-- Start Record extracts --

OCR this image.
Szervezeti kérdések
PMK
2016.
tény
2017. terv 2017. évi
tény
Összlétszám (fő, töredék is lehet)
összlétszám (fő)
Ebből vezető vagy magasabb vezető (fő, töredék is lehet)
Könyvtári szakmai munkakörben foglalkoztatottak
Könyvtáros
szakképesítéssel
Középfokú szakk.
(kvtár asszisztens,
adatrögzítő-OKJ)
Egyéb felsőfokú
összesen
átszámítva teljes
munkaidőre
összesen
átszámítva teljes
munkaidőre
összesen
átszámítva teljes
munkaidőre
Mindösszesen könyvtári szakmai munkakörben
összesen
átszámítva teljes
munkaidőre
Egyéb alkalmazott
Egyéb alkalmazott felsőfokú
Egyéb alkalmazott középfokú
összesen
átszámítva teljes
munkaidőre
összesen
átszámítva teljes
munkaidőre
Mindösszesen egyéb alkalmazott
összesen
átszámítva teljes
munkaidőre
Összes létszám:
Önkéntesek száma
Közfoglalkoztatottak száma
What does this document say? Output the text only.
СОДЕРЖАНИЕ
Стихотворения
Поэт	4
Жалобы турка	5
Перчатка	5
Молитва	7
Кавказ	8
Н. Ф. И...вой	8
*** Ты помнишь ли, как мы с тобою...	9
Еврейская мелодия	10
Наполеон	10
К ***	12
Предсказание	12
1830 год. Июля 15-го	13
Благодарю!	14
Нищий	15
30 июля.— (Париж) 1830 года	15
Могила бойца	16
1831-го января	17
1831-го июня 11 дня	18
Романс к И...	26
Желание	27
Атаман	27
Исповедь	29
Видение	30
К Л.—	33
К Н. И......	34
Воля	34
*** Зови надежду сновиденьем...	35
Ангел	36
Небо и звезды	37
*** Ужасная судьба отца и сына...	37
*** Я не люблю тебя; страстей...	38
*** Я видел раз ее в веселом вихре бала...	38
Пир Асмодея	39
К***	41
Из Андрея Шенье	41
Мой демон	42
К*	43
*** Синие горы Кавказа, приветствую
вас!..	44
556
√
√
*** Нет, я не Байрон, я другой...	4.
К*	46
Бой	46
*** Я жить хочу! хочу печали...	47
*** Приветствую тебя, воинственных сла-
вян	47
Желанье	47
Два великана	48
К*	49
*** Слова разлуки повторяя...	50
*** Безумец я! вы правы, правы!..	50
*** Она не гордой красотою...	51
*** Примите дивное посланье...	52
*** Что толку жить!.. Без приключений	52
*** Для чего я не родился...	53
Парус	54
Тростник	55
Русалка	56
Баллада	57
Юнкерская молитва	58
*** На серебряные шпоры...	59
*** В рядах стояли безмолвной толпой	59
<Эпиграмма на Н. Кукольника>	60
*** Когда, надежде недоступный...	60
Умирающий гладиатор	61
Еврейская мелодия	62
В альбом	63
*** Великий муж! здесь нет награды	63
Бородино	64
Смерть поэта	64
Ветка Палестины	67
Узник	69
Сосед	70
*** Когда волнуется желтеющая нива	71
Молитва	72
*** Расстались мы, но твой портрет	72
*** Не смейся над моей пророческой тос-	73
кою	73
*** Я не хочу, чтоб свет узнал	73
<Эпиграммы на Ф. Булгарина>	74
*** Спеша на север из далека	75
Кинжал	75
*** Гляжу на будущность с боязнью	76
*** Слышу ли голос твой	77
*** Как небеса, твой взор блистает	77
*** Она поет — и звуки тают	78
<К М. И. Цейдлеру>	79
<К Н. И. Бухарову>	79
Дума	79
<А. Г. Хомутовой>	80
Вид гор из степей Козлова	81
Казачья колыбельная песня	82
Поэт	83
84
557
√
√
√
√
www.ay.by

-- End Record extracts --

» Prompt
Your task is to reproduce the whole listing exactly.

» Task result
OCR this image.
Szervezeti kérdések
PMK
2016.
tény
2017. terv 2017. évi
tény
Összlétszám (fő, töredék is lehet)
összlétszám (fő)
Ebből vezető vagy magasabb vezető (fő, töredék is lehet)
Könyvtári szakmai munkakörben foglalkoztatottak
Könyvtáros
szakképesítéssel
Középfokú szakk.
(kvtár asszisztens,
adatrögzítő-OKJ)
Egyéb felsőfokú
összesen
átszámítva teljes
munkaidőre
összesen
átszámítva teljes
munkaidőre
összesen
átszámítva teljes
munkaidőre
Mindösszesen könyvtári szakmai munkakörben
összesen
átszámítva teljes
munkaidőre
Egyéb alkalmazott
Egyéb alkalmazott felsőfokú
Egyéb alkalmazott középfokú
összesen
átszámítva teljes
munkaidőre
összesen
átszámítva teljes
munkaidőre
Mindösszesen egyéb alkalmazott
összesen
átszámítva teljes
munkaidőre
Összes létszám:
Önkéntesek száma
Közfoglalkoztatottak száma
What does this document say? Output the text only.
СОДЕРЖАНИЕ
Стихотворения
Поэт	4
Жалобы турка	5
Перчатка	5
Молитва	7
Кавказ	8
Н. Ф. И...вой	8
*** Ты помнишь ли, как мы с тобою...	9
Еврейская мелодия	10
Наполеон	10
К ***	12
Предсказание	12
1830 год. Июля 15-го	13
Благодарю!	14
Нищий	15
30 июля.— (Париж) 1830 года	15
Могила бойца	16
1831-го января	17
1831-го июня 11 дня	18
Романс к И...	26
Желание	27
Атаман	27
Исповедь	29
Видение	30
К Л.—	33
К Н. И......	34
Воля	34
*** Зови надежду сновиденьем...	35
Ангел	36
Небо и звезды	37
*** Ужасная судьба отца и сына...	37
*** Я не люблю тебя; страстей...	38
*** Я видел раз ее в веселом вихре бала...	38
Пир Асмодея	39
К***	41
Из Андрея Шенье	41
Мой демон	42
К*	43
*** Синие горы Кавказа, приветствую
вас!..	44
556
√
√
*** Нет, я не Байрон, я другой...	4.
К*	46
Бой	46
*** Я жить хочу! хочу печали...	47
*** Приветствую тебя, воинственных сла-
вян	47
Желанье	47
Два великана	48
К*	49
*** Слова разлуки повторяя...	50
*** Безумец я! вы правы, правы!..	50
*** Она не гордой красотою...	51
*** Примите дивное посланье...	52
*** Что толку жить!.. Без приключений	52
*** Для чего я не родился...	53
Парус	54
Тростник	55
Русалка	56
Баллада	57
Юнкерская молитва	58
*** На серебряные шпоры...	59
*** В рядах стояли безмолвной толпой	59
<Эпиграмма на Н. Кукольника>	60
*** Когда, надежде недоступный...	60
Умирающий гладиатор	61
Еврейская мелодия	62
В альбом	63
*** Великий муж! здесь нет награды	63
Бородино	64
Смерть поэта	64
Ветка Палестины	67
Узник	69
Сосед	70
*** Когда волнуется желтеющая нива	71
Молитва	72
*** Расстались мы, но твой портрет	72
*** Не смейся над моей пророческой тос-	73
кою	73
*** Я не хочу, чтоб свет узнал	73
<Эпиграммы на Ф. Булгарина>	74
*** Спеша на север из далека	75
Кинжал	75
*** Гляжу на будущность с боязнью	76
*** Слышу ли голос твой	77
*** Как небеса, твой взор блистает	77
*** Она поет — и звуки тают	78
<К М. И. Цейдлеру>	79
<К Н. И. Бухарову>	79
Дума	79
<А. Г. Хомутовой>	80
Вид гор из степей Козлова	81
Казачья колыбельная песня	82
Поэт	83
84
557
√
√
√
√
www.ay.by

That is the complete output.